§ TASK STATEMENT: Continue the passage on heart and lung doses in radiotherapy for oesophageal cancer from its last sentence.

Previous study by Münch, S et al., Reference Münch, Aichmeier, Hapfelmeier, Duma, Oechsner and Feith18 suggests that VMAT allows for higher radiation doses or the integration of 3DCRT and VMAT without damaging normal tissues. This advantage arises from VMAT’s precise targeting of the treatment area while sparing surrounding normal tissues. Takakusagi et al. Reference Takakusagi, Kusunoki, Kano, Anno and Tsuchida13 conducted a study comparing 3DCRT, hVMAT and VMAT techniques for patients with cT1bN0M0 oesophageal cancer. Their findings indicated that raising the VMAT component in hVMAT plans to between 50% and 70% led to a reduction in the mean heart dose and V30/V40 values, although this was accompanied by an increase in V5, V10, V20 and the mean lung dose (MLD). Our findings are consistent with those of Takakusagi et al., especially in relation to H-Arc-1 and H-Arc-2. The 67% VMAT component demonstrated a significant 15% decrease in the average heart dose, all while keeping lung V20 levels under the clinically acceptable limit of 25%.
Our study builds on and expands the existing literature in this area. Miyazaki et al. Reference Miyazaki, Ohira, Ueda, Isono, Fujiwara and Tanooka14 examined hVMAT plans that utilised a combination of 50% AP-PA beam and 50% VMAT in a cohort of 11 patients with oesophageal cancer. Their findings indicated that modifying the ratio of AP-PA beam to VMAT could lead to a reduction in lung doses. Additionally, Gong et al. Reference Chan, Lee, Hung, Chang, Yeung and Lee16 found that hVMAT plans enhanced conformity and decreased low-dose volumes for V5, V13, V20, V30 and MLD, thereby minimising the radiation exposure to healthy lung tissue, except V5. Our research not only supports the conclusions of earlier studies but also introduces significant advancements. In the cases of H-Arc-1 (33% 2F 3DCRT/67% RA) and H-Arc-2 (33% 3F 3DCRT/67% RA), we noted similar enhancements in dose conformity and protection of OARs. Additionally, our study presents new insights by exploring a wider range of hybrid configurations and their related dosimetric impacts.
Heart dose analysis and its clinical significance
Several studies have validated the risk of cardiac damage due to radiation exposure, especially at doses greater than 40 Gy. Reference Chun, Hu, Choy, Komaki, Timmerman and Schild19 In this study, we found that the hVMAT-1 and hVMAT-2 treatment plans yielded heart V40Gy values of 18.85% and 20.19%, respectively, both of which fall within acceptable thresholds. These results are particularly significant considering the findings by Pao et al., Reference Pao, Chang, Chiang, Lin, Lai and Tseng20 who established notable correlations between cardiac effusion and heart V30 >33%, as well as Dmean >20 Gy in IMRT for oesophageal cancer.
Our research enhances the growing knowledge of cardiac dose optimisation in radiotherapy for oesophageal cancer, expanding on the foundational studies conducted by Wei et al.. Reference Wei, Liu, Tucker, Wang, Mohan and Cox21 Their study highlighted a notable difference in the incidence of cardiac effusion, with rates of 13% when V30 is below 46% and 73% when V30 exceeds 46%. They also identified an average heart dose above 26.1 Gy as a potential threshold for cardiac complications.

(Stored items)

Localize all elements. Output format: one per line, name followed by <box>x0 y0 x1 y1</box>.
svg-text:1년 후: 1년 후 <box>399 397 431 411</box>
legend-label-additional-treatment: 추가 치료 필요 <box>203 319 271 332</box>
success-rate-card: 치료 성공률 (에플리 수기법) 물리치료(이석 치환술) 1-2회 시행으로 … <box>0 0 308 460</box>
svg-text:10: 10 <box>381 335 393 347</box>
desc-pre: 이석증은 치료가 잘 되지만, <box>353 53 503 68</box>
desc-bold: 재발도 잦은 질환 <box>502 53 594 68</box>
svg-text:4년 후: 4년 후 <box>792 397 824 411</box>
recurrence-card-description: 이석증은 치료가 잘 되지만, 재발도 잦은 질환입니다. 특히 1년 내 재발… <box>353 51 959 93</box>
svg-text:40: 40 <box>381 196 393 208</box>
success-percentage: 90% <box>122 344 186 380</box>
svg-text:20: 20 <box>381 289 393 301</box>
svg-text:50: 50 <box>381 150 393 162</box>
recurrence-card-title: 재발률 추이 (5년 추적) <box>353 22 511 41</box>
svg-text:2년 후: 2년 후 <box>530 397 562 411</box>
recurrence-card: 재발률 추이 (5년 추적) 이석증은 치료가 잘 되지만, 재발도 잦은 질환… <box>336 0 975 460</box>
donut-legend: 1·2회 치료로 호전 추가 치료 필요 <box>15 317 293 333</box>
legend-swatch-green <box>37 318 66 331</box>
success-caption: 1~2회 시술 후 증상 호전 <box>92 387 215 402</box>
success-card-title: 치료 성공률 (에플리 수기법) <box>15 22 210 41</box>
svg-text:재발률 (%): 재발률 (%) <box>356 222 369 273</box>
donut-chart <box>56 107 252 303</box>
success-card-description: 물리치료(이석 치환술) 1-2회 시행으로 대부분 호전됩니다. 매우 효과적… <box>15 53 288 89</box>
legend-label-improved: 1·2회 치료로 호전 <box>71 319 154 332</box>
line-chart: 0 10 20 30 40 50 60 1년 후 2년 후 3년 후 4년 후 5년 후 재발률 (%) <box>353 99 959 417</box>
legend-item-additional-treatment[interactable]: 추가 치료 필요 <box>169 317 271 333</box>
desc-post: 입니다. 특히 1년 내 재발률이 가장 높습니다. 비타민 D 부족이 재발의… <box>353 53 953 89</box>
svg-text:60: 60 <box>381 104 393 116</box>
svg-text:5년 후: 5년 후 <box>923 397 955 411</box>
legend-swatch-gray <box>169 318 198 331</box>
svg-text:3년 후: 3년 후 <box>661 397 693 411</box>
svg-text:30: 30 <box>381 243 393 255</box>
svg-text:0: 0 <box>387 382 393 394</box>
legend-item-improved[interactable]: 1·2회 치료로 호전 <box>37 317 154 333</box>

§ ANSWER BOX:
In this study, hVMAT-1 and hVMAT-2 plans achieved significantly low heart V30Gy values of 33.91% and 35.01%, respectively, while keeping mean heart doses within the clinically acceptable limit of 26 Gy. This represents advancement over traditional methods and adheres to established cardiac dose limits. Although hVMAT-3 and hVMAT-4 achieved elevated values of 60.94% and 48.27%, respectively, they exceeded the average heart dose threshold by approximately 41.49% and 18.74%, respectively. Figure 4 illustrates the variation in heart volume doses among the four hVMAT techniques. The clear advantage of hVMAT-1 and hVMAT-2 in cardiac sparing compared to historical benchmarks and other hybrid techniques offers a strong basis for treatment planning. By demonstrating the capacity of specific hVMAT approaches to markedly reduce both V30Gy and mean heart dose, our study establishes a strong foundation for potentially reducing cardiac toxicity in radiotherapy for oesophageal cancer, thereby improving the overall therapeutic ratio.

Figure 4. Variation in dose to both lungs across the four hybrid volumetric modulated arc therapy plan.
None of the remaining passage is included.